Aim:
Scan the data below and pick out the lines containing the word "Acceso".

Materials provided:
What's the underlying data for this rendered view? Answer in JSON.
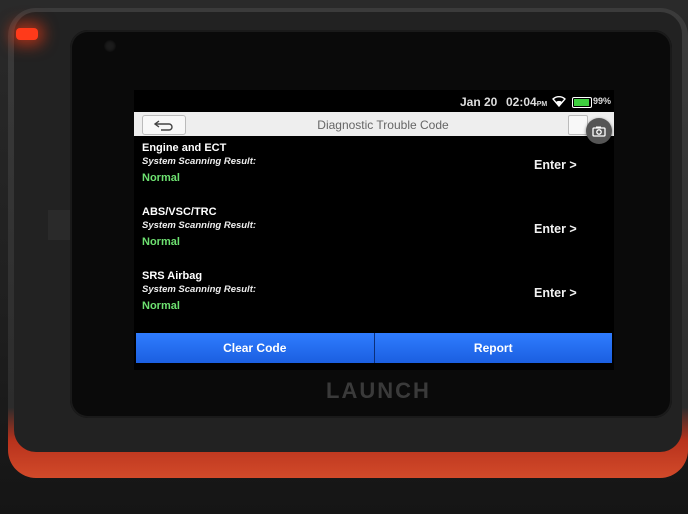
{
  "device": {
    "brand": "LAUNCH"
  },
  "statusbar": {
    "date": "Jan 20",
    "time": "02:04",
    "ampm": "PM",
    "battery": "99%"
  },
  "header": {
    "title": "Diagnostic Trouble Code"
  },
  "systems": [
    {
      "name": "Engine and ECT",
      "subtitle": "System Scanning Result:",
      "status": "Normal",
      "enter": "Enter >"
    },
    {
      "name": "ABS/VSC/TRC",
      "subtitle": "System Scanning Result:",
      "status": "Normal",
      "enter": "Enter >"
    },
    {
      "name": "SRS Airbag",
      "subtitle": "System Scanning Result:",
      "status": "Normal",
      "enter": "Enter >"
    }
  ],
  "footer": {
    "clear_code": "Clear Code",
    "report": "Report"
  },
  "colors": {
    "accent": "#1b5fe0",
    "status_ok": "#6de070",
    "led": "#ff3a1a"
  },
  "icons": {
    "back": "back-arrow-icon",
    "camera": "camera-icon",
    "wifi": "wifi-icon",
    "battery": "battery-icon"
  }
}
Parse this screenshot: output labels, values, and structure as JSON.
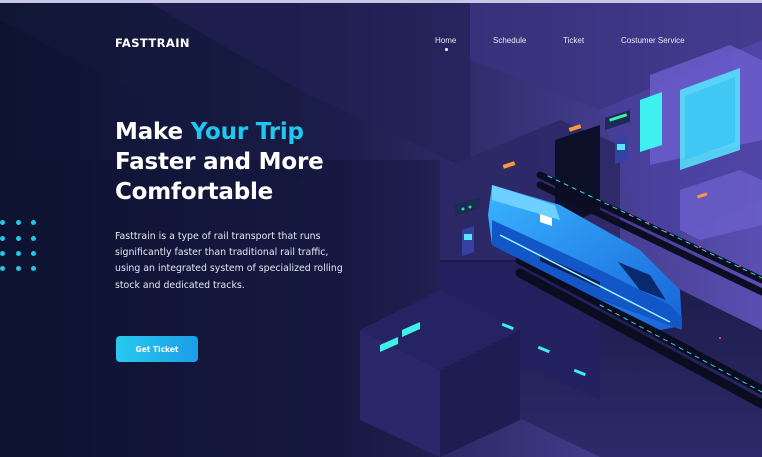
{
  "brand": {
    "name": "FASTTRAIN"
  },
  "nav": {
    "items": [
      {
        "label": "Home",
        "active": true
      },
      {
        "label": "Schedule"
      },
      {
        "label": "Ticket"
      },
      {
        "label": "Costumer Service"
      }
    ]
  },
  "hero": {
    "title_line1_prefix": "Make ",
    "title_line1_accent": "Your Trip",
    "title_line2": "Faster and More",
    "title_line3": "Comfortable",
    "description": "Fasttrain is a type of rail transport that runs significantly faster than traditional rail traffic, using an integrated system of specialized rolling stock and dedicated tracks.",
    "cta_label": "Get Ticket"
  },
  "colors": {
    "accent": "#1ec8f0",
    "background": "#0e1430",
    "illustration_purple": "#5a4fb0",
    "train_blue": "#1e8ff0",
    "neon_cyan": "#3ff0f0",
    "signal_orange": "#ff9a3c"
  },
  "illustration": {
    "name": "high-speed-train-isometric"
  }
}
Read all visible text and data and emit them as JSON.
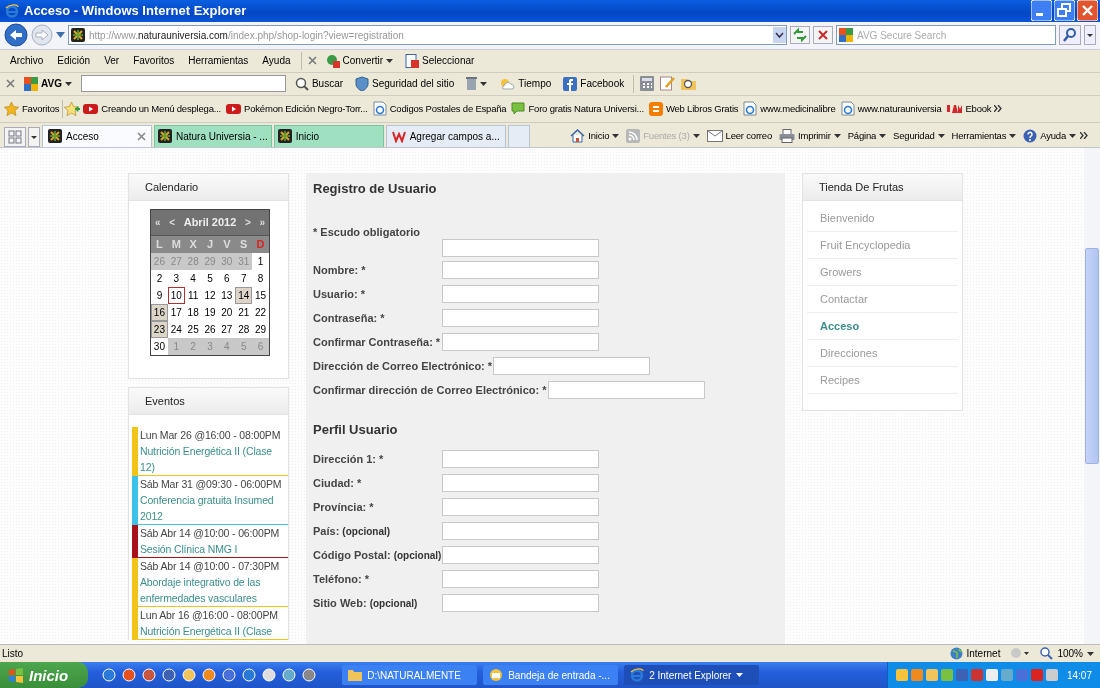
{
  "window": {
    "title": "Acceso - Windows Internet Explorer"
  },
  "address": {
    "url_prefix": "http://www.",
    "url_domain": "naturauniversia.com",
    "url_path": "/index.php/shop-login?view=registration"
  },
  "search": {
    "placeholder": "AVG Secure Search"
  },
  "menu": [
    "Archivo",
    "Edición",
    "Ver",
    "Favoritos",
    "Herramientas",
    "Ayuda"
  ],
  "convert_bar": [
    "Convertir",
    "Seleccionar"
  ],
  "avg_toolbar": {
    "brand": "AVG",
    "buttons": [
      {
        "label": "Buscar",
        "kind": "search"
      },
      {
        "label": "Seguridad del sitio",
        "kind": "shield"
      },
      {
        "label": "Tiempo",
        "kind": "weather"
      },
      {
        "label": "Facebook",
        "kind": "facebook"
      }
    ]
  },
  "favorites": {
    "label": "Favoritos",
    "links": [
      {
        "label": "Creando un Menú desplega...",
        "kind": "video"
      },
      {
        "label": "Pokémon Edición Negro-Torr...",
        "kind": "video"
      },
      {
        "label": "Codigos Postales de España",
        "kind": "page"
      },
      {
        "label": "Foro gratis  Natura Universi...",
        "kind": "chat"
      },
      {
        "label": "Web Libros Gratis",
        "kind": "blog"
      },
      {
        "label": "www.medicinalibre",
        "kind": "page"
      },
      {
        "label": "www.naturauniversia",
        "kind": "page"
      },
      {
        "label": "Ebook",
        "kind": "jam"
      }
    ]
  },
  "tabs": [
    {
      "label": "Acceso",
      "selected": true,
      "grouped": false
    },
    {
      "label": "Natura Universia - ...",
      "selected": false,
      "grouped": true
    },
    {
      "label": "Inicio",
      "selected": false,
      "grouped": true
    },
    {
      "label": "Agregar campos a...",
      "selected": false,
      "grouped": false
    }
  ],
  "command_bar": [
    {
      "label": "Inicio",
      "kind": "home",
      "disabled": false,
      "dropdown": true
    },
    {
      "label": "Fuentes (3)",
      "kind": "feed",
      "disabled": true,
      "dropdown": true
    },
    {
      "label": "Leer correo",
      "kind": "mail",
      "disabled": false,
      "dropdown": false
    },
    {
      "label": "Imprimir",
      "kind": "print",
      "disabled": false,
      "dropdown": true
    },
    {
      "label": "Página",
      "kind": "text",
      "disabled": false,
      "dropdown": true
    },
    {
      "label": "Seguridad",
      "kind": "text",
      "disabled": false,
      "dropdown": true
    },
    {
      "label": "Herramientas",
      "kind": "text",
      "disabled": false,
      "dropdown": true
    },
    {
      "label": "Ayuda",
      "kind": "help",
      "disabled": false,
      "dropdown": true
    }
  ],
  "calendar": {
    "title": "Calendario",
    "nav": [
      "«",
      "<",
      "Abril 2012",
      ">",
      "»"
    ],
    "weekdays": [
      {
        "label": "L",
        "holiday": false
      },
      {
        "label": "M",
        "holiday": false
      },
      {
        "label": "X",
        "holiday": false
      },
      {
        "label": "J",
        "holiday": false
      },
      {
        "label": "V",
        "holiday": false
      },
      {
        "label": "S",
        "holiday": false
      },
      {
        "label": "D",
        "holiday": true
      }
    ],
    "weeks": [
      [
        {
          "day": "26",
          "kind": "other"
        },
        {
          "day": "27",
          "kind": "other"
        },
        {
          "day": "28",
          "kind": "other"
        },
        {
          "day": "29",
          "kind": "other"
        },
        {
          "day": "30",
          "kind": "other"
        },
        {
          "day": "31",
          "kind": "other"
        },
        {
          "day": "1",
          "kind": "day"
        }
      ],
      [
        {
          "day": "2",
          "kind": "day"
        },
        {
          "day": "3",
          "kind": "day"
        },
        {
          "day": "4",
          "kind": "day"
        },
        {
          "day": "5",
          "kind": "day"
        },
        {
          "day": "6",
          "kind": "day"
        },
        {
          "day": "7",
          "kind": "day"
        },
        {
          "day": "8",
          "kind": "day"
        }
      ],
      [
        {
          "day": "9",
          "kind": "day"
        },
        {
          "day": "10",
          "kind": "today"
        },
        {
          "day": "11",
          "kind": "day"
        },
        {
          "day": "12",
          "kind": "day"
        },
        {
          "day": "13",
          "kind": "day"
        },
        {
          "day": "14",
          "kind": "event"
        },
        {
          "day": "15",
          "kind": "day"
        }
      ],
      [
        {
          "day": "16",
          "kind": "event"
        },
        {
          "day": "17",
          "kind": "day"
        },
        {
          "day": "18",
          "kind": "day"
        },
        {
          "day": "19",
          "kind": "day"
        },
        {
          "day": "20",
          "kind": "day"
        },
        {
          "day": "21",
          "kind": "day"
        },
        {
          "day": "22",
          "kind": "day"
        }
      ],
      [
        {
          "day": "23",
          "kind": "event"
        },
        {
          "day": "24",
          "kind": "day"
        },
        {
          "day": "25",
          "kind": "day"
        },
        {
          "day": "26",
          "kind": "day"
        },
        {
          "day": "27",
          "kind": "day"
        },
        {
          "day": "28",
          "kind": "day"
        },
        {
          "day": "29",
          "kind": "day"
        }
      ],
      [
        {
          "day": "30",
          "kind": "day"
        },
        {
          "day": "1",
          "kind": "other"
        },
        {
          "day": "2",
          "kind": "other"
        },
        {
          "day": "3",
          "kind": "other"
        },
        {
          "day": "4",
          "kind": "other"
        },
        {
          "day": "5",
          "kind": "other"
        },
        {
          "day": "6",
          "kind": "other"
        }
      ]
    ]
  },
  "events": {
    "title": "Eventos",
    "items": [
      {
        "date": "Lun Mar 26 @16:00 - 08:00PM",
        "title": "Nutrición Energética II (Clase 12)",
        "color": "#f0c419"
      },
      {
        "date": "Sáb Mar 31 @09:30 - 06:00PM",
        "title": "Conferencia gratuita Insumed 2012",
        "color": "#3ec3e8"
      },
      {
        "date": "Sáb Abr 14 @10:00 - 06:00PM",
        "title": "Sesión Clínica NMG I",
        "color": "#a8101a"
      },
      {
        "date": "Sáb Abr 14 @10:00 - 07:30PM",
        "title": "Abordaje integrativo de las enfermedades vasculares",
        "color": "#f0c419"
      },
      {
        "date": "Lun Abr 16 @16:00 - 08:00PM",
        "title": "Nutrición Energética II (Clase",
        "color": "#f0c419"
      }
    ]
  },
  "form": {
    "title": "Registro de Usuario",
    "note": "* Escudo obligatorio",
    "sections": [
      {
        "blank_first_field": true,
        "fields": [
          {
            "label": "Nombre: *"
          },
          {
            "label": "Usuario: *"
          },
          {
            "label": "Contraseña: *"
          },
          {
            "label": "Confirmar Contraseña: *"
          },
          {
            "label": "Dirección de Correo Electrónico: *"
          },
          {
            "label": "Confirmar dirección de Correo Electrónico: *"
          }
        ]
      },
      {
        "title": "Perfil Usuario",
        "fields": [
          {
            "label": "Dirección 1: *"
          },
          {
            "label": "Ciudad: *"
          },
          {
            "label": "Província: *"
          },
          {
            "label": "País:",
            "hint": "(opcional)"
          },
          {
            "label": "Código Postal:",
            "hint": "(opcional)"
          },
          {
            "label": "Teléfono: *"
          },
          {
            "label": "Sitio Web:",
            "hint": "(opcional)"
          }
        ]
      }
    ]
  },
  "shop_menu": {
    "title": "Tienda De Frutas",
    "items": [
      {
        "label": "Bienvenido",
        "selected": false
      },
      {
        "label": "Fruit Encyclopedia",
        "selected": false
      },
      {
        "label": "Growers",
        "selected": false
      },
      {
        "label": "Contactar",
        "selected": false
      },
      {
        "label": "Acceso",
        "selected": true
      },
      {
        "label": "Direcciones",
        "selected": false
      },
      {
        "label": "Recipes",
        "selected": false
      }
    ]
  },
  "status_bar": {
    "text": "Listo",
    "zone": "Internet",
    "zoom": "100%"
  },
  "taskbar": {
    "start": "Inicio",
    "windows": [
      "D:\\NATURALMENTE",
      "Bandeja de entrada -...",
      "2 Internet Explorer"
    ],
    "clock": "14:07"
  }
}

Response:
    "title": "Acceso - Windows Internet Explorer"
      "label": "Acceso",
        "label": "Acceso",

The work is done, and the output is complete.